Document extract>
====
I’d read about trail angels, about people showing up at the right time to help an AT hiker. And I’d read about the community of backpackers and how they’re all supposed to be so friendly and helpful and I didn’t trust any of it. I’ve been in a family, a Boy Scout troop, several companies and a monastery which each promised the same and didn’t deliver. I’m wary of everyone. 

Mudpie is relentlessly positive, optimistic and damn near fearless. We have some interesting times.

We camp our first night on this trip downstream from Long Creek Falls. I was up for 32 hours packing and driving so we’re going to spend two nights here, then hike north just under nine miles to Justus Creek. The next day, day four, we would hike about four miles to Ramrock Mountain where we could camp close to Woody Gap, from which we will hike or hitch into the tiny town of Suches for our first mail drop.

                

Long Creek Falls

At home I bring Mudpie coffee in bed. This first morning this trip, she tries to repay me, but she’s still new to alcohol stoves and has burned through three days’ worth of denatured trying to light our Trangia. No problem, I assure her. We have more than enough left before our first resupply in Suches and we’ll be able to buy fuel there. She’s also lost her reading glasses.
====
What the task requires> Copy the hiking account above again, starting at "At home I bring" and ending at "her reading glasses.", but replace "reading glasses" with "sunglasses".

Lines of data:
====
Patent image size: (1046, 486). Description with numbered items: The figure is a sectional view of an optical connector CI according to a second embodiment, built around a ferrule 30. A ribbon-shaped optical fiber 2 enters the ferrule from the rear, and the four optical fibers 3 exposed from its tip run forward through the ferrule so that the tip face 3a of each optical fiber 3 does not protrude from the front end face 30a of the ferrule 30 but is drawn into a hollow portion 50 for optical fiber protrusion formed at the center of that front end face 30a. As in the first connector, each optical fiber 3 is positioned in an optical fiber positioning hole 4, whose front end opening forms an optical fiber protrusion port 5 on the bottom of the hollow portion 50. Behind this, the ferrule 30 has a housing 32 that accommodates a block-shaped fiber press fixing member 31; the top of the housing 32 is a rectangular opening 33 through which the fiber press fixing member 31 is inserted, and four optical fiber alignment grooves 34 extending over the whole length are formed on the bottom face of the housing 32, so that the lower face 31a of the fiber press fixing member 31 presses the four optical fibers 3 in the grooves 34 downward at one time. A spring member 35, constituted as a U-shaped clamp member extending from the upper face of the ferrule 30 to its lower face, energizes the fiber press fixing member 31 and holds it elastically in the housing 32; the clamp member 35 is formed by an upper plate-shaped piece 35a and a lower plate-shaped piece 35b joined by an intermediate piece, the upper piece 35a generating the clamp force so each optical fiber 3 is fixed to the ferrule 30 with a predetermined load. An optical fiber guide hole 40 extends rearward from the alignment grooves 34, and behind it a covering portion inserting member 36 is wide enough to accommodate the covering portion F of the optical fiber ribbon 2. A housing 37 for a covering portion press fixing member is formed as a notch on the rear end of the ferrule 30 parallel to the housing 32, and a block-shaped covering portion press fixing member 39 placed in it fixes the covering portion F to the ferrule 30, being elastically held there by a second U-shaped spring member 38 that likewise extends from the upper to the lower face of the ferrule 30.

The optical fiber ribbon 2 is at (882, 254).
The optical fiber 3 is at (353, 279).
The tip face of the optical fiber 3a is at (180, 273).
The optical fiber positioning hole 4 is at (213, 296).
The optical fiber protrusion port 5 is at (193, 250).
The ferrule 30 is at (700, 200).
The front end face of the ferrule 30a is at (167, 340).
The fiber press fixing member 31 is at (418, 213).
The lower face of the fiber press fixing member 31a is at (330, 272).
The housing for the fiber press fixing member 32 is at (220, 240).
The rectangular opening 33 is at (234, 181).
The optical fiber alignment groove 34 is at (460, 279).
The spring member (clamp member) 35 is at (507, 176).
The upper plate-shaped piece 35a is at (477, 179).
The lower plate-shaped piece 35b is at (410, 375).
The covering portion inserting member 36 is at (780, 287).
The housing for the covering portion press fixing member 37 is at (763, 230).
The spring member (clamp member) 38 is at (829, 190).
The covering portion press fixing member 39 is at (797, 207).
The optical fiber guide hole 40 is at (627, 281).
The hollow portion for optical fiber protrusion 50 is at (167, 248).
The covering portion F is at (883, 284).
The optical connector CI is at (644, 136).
====
Task solution>
At home I bring Mudpie coffee in bed. This first morning this trip, she tries to repay me, but she’s still new to alcohol stoves and has burned through three days’ worth of denatured trying to light our Trangia. No problem, I assure her. We have more than enough left before our first resupply in Suches and we’ll be able to buy fuel there. She’s also lost her sunglasses.